Texte proposé —
■ ■ ■ ■

Courtauld, Thannhauser, Bührle, Hansen : ces grandes fortunes du XXe siècle ont mis leur passion et leurs richesses au service de la constitution de grandes collections.
C’est un paradoxe, et ce n’est d’ailleurs pas le seul dans la formidable aventure de la Collection Courtauld. Cette inestimable réunion d’œuvres d’art doit en effet son existence à un tissu fort modeste – cheap diront certains : la viscose. Car c’est grâce au développement du commerce de ce succédané synthétique de la soie que les industries Courtauld ont accumulé une immense fortune. Samuel Courtauld (1876-1947), dont l’action a été décisive dans cette success-story, est cependant un entrepreneur atypique. Ce capitaine d’industrie, qui a propulsé son entreprise au firmament du capitalisme, nourrit contre toute attente des idées sociétales alternatives. L’industriel britannique est ainsi très proche des membres du Bloomsbury Group qui fustige le matérialisme de la vie moderne, et il compte parmi ses amis l’économiste John Keynes et le critique d’art Roger Fry. Par ailleurs, il passe une partie de son temps libre à écrire des poèmes ; bref, pas franchement l’archétype du grand patron capitaliste. « La personnalité de Samuel Courtauld peut sembler paradoxale, car c’est un capitaine d’industrie très prospère avec une conception profondément humaniste et prônant un nouveau type de société, remarque Ernst Vegelin Van Claerbergen, responsable de la Courtauld Gallery. Pour lui, l’art est d’ailleurs un des remèdes aux excès du matérialisme. »

■ ■ ■ ■

[Lignes tirées d'une collecte de données]

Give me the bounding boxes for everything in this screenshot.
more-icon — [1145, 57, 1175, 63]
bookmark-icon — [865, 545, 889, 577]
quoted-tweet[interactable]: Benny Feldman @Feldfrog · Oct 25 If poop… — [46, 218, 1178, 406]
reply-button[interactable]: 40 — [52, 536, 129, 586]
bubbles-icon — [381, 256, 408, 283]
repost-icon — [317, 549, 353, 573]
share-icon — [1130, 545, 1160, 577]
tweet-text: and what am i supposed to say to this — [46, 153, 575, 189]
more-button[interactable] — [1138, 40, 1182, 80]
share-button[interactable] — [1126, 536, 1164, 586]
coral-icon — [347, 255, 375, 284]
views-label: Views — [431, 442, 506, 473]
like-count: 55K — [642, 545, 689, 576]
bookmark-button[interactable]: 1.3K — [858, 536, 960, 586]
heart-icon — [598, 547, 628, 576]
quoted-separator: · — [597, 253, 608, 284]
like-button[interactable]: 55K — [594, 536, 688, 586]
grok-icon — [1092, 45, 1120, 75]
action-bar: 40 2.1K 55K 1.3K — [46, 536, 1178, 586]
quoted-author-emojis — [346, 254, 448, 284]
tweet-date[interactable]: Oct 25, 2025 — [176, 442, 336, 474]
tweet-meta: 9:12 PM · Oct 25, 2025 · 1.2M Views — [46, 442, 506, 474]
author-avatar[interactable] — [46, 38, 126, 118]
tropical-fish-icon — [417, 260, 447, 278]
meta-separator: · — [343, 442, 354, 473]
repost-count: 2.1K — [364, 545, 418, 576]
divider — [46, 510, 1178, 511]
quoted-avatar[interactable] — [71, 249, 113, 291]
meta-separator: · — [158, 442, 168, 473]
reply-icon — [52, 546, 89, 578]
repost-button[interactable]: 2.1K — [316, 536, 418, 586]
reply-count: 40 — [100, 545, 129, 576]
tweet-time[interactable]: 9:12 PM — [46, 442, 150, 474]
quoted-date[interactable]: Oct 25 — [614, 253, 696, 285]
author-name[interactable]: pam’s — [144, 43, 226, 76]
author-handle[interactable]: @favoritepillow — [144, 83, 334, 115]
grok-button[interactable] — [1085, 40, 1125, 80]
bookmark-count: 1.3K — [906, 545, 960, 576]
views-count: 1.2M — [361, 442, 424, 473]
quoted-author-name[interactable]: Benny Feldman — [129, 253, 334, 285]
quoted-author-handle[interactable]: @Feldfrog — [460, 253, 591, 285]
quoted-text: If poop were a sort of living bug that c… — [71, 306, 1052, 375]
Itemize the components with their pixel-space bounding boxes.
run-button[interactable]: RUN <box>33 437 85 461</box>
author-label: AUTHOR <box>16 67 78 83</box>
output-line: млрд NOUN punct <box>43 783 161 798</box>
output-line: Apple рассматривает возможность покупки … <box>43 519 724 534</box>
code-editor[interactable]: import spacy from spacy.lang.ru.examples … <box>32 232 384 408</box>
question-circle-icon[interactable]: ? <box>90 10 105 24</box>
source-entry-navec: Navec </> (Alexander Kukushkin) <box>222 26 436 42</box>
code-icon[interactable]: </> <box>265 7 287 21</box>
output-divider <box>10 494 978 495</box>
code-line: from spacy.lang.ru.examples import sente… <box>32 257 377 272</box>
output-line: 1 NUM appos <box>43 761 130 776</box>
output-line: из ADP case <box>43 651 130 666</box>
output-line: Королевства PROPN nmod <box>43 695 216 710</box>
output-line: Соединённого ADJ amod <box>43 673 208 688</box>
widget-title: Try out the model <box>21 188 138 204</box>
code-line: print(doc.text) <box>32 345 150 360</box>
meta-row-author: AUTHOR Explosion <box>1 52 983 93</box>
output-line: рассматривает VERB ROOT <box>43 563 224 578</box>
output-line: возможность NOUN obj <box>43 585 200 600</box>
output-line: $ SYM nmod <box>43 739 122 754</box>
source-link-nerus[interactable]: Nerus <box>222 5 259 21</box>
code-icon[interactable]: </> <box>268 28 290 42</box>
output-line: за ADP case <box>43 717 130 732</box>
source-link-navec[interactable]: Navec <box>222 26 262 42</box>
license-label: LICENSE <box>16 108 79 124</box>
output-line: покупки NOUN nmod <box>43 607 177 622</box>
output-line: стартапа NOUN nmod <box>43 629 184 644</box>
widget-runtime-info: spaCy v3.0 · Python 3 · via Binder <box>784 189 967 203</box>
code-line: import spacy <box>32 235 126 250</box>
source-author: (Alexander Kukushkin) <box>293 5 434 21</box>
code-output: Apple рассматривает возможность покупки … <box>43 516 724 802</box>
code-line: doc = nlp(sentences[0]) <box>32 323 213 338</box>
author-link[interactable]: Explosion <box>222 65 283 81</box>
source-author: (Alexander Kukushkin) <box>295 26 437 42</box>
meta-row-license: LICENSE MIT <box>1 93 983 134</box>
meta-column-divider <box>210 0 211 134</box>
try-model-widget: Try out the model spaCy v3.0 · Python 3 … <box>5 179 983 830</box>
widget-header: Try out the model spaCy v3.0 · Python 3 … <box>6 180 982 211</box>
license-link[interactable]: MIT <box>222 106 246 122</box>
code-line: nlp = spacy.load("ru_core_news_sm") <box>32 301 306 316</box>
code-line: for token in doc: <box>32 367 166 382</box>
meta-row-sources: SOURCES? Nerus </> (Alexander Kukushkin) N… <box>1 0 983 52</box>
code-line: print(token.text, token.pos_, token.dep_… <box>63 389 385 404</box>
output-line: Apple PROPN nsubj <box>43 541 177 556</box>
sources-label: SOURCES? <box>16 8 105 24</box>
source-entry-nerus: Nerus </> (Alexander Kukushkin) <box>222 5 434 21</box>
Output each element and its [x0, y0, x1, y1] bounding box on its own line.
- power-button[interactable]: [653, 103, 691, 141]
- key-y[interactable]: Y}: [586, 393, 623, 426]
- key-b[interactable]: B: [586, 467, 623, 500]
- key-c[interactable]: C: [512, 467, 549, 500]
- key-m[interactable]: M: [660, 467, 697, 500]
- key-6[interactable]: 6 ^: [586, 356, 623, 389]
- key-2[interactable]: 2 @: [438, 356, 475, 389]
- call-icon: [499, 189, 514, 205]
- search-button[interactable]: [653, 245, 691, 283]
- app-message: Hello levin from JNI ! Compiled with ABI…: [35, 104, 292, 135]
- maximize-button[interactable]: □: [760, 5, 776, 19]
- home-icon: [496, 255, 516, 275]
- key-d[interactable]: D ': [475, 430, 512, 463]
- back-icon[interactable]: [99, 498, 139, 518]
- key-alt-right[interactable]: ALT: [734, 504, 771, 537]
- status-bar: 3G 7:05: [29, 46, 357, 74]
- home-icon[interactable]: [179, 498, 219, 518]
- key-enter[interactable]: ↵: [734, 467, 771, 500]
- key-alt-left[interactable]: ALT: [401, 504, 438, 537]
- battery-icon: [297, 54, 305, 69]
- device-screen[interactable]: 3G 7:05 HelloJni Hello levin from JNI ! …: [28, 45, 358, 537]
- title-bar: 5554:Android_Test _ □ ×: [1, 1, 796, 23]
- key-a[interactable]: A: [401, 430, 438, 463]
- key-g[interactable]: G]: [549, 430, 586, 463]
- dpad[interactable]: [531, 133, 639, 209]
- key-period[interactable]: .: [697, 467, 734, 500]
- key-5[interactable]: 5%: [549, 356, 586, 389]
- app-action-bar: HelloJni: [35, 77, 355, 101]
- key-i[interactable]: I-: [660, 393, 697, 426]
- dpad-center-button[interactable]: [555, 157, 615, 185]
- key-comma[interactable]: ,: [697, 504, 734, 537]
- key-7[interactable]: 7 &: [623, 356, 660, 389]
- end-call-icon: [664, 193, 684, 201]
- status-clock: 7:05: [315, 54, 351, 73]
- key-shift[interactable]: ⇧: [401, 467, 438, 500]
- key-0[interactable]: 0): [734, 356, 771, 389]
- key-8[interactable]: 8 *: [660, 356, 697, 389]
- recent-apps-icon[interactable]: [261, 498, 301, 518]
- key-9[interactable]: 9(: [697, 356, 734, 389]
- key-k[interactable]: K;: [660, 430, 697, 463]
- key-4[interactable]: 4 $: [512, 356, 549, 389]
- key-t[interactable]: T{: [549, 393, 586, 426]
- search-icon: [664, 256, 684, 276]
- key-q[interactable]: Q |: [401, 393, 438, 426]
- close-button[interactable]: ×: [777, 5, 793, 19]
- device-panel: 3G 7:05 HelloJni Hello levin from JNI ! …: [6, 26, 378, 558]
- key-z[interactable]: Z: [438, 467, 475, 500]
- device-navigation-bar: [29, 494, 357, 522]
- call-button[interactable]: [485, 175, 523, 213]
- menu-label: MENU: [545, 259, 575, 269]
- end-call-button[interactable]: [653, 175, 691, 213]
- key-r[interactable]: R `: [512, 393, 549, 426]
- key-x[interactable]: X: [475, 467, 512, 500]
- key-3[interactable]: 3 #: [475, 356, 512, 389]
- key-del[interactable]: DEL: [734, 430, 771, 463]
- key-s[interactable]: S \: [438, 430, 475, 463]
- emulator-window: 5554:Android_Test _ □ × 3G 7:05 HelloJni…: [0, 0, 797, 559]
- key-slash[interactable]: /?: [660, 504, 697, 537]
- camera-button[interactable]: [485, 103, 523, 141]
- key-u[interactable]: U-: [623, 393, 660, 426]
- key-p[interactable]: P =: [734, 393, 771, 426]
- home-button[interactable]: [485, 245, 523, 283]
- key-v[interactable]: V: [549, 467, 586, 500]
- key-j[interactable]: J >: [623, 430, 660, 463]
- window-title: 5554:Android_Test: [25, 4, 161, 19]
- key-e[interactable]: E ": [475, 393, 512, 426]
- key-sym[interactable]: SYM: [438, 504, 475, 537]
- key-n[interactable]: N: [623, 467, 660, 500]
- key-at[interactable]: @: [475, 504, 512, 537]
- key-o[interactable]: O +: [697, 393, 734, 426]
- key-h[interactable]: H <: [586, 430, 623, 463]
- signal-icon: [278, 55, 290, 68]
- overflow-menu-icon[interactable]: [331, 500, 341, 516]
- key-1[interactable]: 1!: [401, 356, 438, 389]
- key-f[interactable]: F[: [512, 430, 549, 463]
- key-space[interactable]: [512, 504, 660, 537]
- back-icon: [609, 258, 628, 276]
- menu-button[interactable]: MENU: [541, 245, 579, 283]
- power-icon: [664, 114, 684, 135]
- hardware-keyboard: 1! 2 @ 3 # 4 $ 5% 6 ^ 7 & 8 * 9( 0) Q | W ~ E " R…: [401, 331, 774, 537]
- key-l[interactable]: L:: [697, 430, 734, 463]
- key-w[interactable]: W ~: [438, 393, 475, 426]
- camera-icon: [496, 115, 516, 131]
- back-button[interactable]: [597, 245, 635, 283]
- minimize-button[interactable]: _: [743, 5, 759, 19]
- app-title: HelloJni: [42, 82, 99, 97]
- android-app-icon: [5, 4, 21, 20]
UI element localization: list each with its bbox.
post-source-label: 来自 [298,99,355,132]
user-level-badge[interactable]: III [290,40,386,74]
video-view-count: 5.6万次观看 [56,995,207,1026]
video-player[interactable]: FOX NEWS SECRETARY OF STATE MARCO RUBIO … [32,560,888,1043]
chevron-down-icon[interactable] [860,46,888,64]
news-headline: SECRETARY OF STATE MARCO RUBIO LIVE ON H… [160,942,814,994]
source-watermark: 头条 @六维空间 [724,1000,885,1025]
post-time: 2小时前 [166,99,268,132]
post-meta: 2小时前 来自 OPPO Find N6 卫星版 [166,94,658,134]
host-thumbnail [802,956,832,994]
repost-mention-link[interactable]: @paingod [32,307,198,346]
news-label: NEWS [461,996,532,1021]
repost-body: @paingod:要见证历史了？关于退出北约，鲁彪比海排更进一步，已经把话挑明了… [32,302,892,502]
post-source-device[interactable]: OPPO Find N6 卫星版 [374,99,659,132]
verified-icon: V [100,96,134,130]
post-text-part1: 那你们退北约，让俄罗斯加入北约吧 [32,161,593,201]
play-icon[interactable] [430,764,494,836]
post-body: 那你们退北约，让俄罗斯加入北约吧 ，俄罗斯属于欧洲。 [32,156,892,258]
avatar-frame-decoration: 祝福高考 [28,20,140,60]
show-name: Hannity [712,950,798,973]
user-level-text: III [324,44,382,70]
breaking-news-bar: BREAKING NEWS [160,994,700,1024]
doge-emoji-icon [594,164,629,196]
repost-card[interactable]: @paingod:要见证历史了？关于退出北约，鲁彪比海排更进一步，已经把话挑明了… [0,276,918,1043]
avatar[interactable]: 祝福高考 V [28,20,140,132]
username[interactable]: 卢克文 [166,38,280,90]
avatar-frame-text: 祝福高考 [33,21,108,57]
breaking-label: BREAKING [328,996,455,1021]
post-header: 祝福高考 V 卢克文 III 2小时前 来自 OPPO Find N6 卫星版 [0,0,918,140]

■ ■ ■ ■

Votre travail —
a) Pouvez-vous résumer sous forme de liste le paragraphe du texte sur la Collection Courtauld qui commence par « C’est un paradoxe », sans perdre ses faits principaux ?
b) Quelle fonction Ernst Vegelin Van Claerbergen occupe-t-il selon le texte sur la Collection Courtauld ?
Ces lignes ne sont pas nécessaires ici.

Corrigé —
a)
- La Collection Courtauld doit son existence à la viscose, un modeste succédané synthétique de la soie dont le commerce a enrichi les industries Courtauld.
- Samuel Courtauld (1876-1947), décisif dans cette réussite, est un entrepreneur atypique aux idées sociétales alternatives.
- Il est très proche du Bloomsbury Group, qui fustige le matérialisme de la vie moderne, et compte parmi ses amis John Keynes et Roger Fry.
- Il écrit des poèmes pendant une partie de son temps libre.
- Selon Ernst Vegelin Van Claerbergen, responsable de la Courtauld Gallery, c'est un capitaine d'industrie prospère à la conception humaniste, pour qui l'art est un remède aux excès du matérialisme.

b) Il est responsable de la Courtauld Gallery.